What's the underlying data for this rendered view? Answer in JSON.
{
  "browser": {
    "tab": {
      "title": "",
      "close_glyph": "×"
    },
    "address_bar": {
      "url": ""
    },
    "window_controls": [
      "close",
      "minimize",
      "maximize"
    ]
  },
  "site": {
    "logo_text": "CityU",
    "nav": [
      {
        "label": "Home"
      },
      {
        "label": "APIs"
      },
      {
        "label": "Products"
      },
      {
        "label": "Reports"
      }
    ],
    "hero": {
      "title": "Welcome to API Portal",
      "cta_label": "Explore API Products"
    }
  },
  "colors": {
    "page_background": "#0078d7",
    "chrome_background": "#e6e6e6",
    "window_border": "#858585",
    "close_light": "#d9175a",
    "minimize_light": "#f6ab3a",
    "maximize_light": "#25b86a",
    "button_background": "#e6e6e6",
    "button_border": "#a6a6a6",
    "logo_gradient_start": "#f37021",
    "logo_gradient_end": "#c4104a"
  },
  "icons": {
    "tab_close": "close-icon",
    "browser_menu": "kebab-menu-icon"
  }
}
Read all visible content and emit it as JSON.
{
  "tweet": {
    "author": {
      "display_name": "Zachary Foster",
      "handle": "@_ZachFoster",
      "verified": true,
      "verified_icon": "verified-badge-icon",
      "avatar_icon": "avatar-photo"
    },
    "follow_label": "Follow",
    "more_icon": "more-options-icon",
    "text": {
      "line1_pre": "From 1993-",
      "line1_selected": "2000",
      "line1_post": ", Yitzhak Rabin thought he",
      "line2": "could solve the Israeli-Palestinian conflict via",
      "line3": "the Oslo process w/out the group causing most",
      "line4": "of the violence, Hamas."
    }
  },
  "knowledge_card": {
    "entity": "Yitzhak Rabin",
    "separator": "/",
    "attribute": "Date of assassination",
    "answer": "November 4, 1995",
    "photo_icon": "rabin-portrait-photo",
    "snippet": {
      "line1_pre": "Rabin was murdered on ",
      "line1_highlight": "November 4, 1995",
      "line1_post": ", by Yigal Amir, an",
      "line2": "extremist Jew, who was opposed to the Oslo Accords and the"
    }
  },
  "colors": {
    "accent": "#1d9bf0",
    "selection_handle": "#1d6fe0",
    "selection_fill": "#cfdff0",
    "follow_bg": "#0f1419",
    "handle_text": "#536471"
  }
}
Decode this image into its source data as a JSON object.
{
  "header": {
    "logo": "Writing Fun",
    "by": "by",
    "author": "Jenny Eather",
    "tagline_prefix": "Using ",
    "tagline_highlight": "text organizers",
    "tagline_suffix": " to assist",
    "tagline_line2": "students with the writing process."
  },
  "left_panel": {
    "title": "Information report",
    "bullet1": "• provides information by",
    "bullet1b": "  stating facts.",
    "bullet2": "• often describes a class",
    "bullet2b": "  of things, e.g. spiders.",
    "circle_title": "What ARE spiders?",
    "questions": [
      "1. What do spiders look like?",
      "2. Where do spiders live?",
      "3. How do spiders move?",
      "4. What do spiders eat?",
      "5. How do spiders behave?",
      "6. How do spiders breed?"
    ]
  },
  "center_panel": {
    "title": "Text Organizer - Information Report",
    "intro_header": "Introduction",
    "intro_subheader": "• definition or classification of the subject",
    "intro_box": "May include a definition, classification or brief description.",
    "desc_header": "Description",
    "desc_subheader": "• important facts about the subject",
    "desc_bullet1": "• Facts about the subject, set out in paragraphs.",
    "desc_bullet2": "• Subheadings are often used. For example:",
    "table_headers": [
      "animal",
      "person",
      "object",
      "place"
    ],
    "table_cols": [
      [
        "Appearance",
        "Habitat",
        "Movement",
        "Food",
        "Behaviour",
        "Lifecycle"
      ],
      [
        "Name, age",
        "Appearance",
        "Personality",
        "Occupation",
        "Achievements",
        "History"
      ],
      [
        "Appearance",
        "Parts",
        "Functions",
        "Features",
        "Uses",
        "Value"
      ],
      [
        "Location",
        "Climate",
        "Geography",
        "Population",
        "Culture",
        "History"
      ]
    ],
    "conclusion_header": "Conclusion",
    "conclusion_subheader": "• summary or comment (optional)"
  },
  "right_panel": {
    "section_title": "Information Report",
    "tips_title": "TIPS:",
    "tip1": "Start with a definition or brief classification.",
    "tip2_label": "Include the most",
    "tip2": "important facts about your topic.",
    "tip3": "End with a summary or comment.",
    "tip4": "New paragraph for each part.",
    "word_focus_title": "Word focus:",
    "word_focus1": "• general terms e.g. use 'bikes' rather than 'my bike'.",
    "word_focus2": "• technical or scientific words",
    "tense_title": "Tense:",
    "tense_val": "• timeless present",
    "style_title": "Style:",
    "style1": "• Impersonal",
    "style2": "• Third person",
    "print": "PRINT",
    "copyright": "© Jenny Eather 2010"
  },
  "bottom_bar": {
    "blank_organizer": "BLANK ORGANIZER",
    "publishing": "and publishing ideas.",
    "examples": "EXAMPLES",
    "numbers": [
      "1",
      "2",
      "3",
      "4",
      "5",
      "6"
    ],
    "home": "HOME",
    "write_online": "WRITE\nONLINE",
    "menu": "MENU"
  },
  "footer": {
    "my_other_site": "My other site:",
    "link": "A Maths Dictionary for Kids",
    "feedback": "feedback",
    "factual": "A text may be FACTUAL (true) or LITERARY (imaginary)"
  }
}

*STATED PROBLEM*
Every line that holds the word "Products" should be extracted.

*RESPONSE TO THE TASK*
        "label": "Products"
      "cta_label": "Explore API Products"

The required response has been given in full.